* Task brief:
The data below should be printed in full, exactly, and without any of its images.

* Given records:
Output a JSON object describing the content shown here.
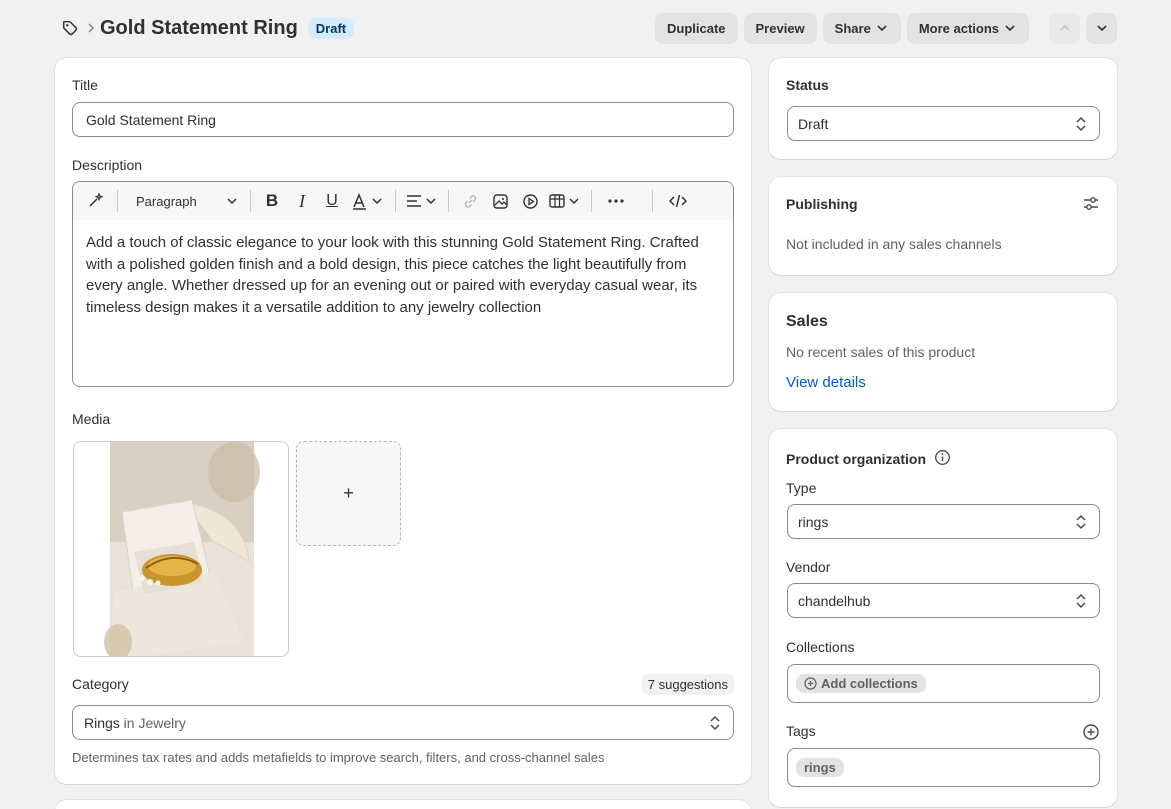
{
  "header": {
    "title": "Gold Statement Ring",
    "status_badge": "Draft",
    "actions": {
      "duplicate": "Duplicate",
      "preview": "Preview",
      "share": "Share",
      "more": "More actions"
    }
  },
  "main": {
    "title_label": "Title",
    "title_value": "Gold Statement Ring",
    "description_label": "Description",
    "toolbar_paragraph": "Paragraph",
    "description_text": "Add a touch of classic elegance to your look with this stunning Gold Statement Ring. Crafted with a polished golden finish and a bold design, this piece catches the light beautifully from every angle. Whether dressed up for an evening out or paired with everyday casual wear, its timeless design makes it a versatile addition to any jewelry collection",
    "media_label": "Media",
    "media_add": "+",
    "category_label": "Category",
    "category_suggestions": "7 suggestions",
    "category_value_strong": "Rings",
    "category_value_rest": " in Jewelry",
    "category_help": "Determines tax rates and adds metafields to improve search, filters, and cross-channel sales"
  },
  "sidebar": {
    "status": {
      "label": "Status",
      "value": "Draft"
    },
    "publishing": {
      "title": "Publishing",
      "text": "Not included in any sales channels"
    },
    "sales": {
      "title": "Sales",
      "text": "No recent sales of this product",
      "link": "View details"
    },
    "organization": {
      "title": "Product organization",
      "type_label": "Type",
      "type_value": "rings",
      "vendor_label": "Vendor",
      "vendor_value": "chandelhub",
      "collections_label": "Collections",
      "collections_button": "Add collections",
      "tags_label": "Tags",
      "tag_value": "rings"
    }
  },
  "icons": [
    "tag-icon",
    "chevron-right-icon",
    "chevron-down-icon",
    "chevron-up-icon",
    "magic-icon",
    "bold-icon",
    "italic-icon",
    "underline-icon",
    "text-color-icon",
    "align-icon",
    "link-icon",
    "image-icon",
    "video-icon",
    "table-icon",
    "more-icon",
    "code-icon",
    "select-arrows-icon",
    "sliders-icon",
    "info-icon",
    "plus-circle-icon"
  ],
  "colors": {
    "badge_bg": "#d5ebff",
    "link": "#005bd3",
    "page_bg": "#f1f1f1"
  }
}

* The answer:
Output a JSON object describing the content shown here.
{
  "header": {
    "title": "Gold Statement Ring",
    "status_badge": "Draft",
    "actions": {
      "duplicate": "Duplicate",
      "preview": "Preview",
      "share": "Share",
      "more": "More actions"
    }
  },
  "main": {
    "title_label": "Title",
    "title_value": "Gold Statement Ring",
    "description_label": "Description",
    "toolbar_paragraph": "Paragraph",
    "description_text": "Add a touch of classic elegance to your look with this stunning Gold Statement Ring. Crafted with a polished golden finish and a bold design, this piece catches the light beautifully from every angle. Whether dressed up for an evening out or paired with everyday casual wear, its timeless design makes it a versatile addition to any jewelry collection",
    "media_label": "Media",
    "media_add": "+",
    "category_label": "Category",
    "category_suggestions": "7 suggestions",
    "category_value_strong": "Rings",
    "category_value_rest": " in Jewelry",
    "category_help": "Determines tax rates and adds metafields to improve search, filters, and cross-channel sales"
  },
  "sidebar": {
    "status": {
      "label": "Status",
      "value": "Draft"
    },
    "publishing": {
      "title": "Publishing",
      "text": "Not included in any sales channels"
    },
    "sales": {
      "title": "Sales",
      "text": "No recent sales of this product",
      "link": "View details"
    },
    "organization": {
      "title": "Product organization",
      "type_label": "Type",
      "type_value": "rings",
      "vendor_label": "Vendor",
      "vendor_value": "chandelhub",
      "collections_label": "Collections",
      "collections_button": "Add collections",
      "tags_label": "Tags",
      "tag_value": "rings"
    }
  },
  "icons": [
    "tag-icon",
    "chevron-right-icon",
    "chevron-down-icon",
    "chevron-up-icon",
    "magic-icon",
    "bold-icon",
    "italic-icon",
    "underline-icon",
    "text-color-icon",
    "align-icon",
    "link-icon",
    "image-icon",
    "video-icon",
    "table-icon",
    "more-icon",
    "code-icon",
    "select-arrows-icon",
    "sliders-icon",
    "info-icon",
    "plus-circle-icon"
  ],
  "colors": {
    "badge_bg": "#d5ebff",
    "link": "#005bd3",
    "page_bg": "#f1f1f1"
  }
}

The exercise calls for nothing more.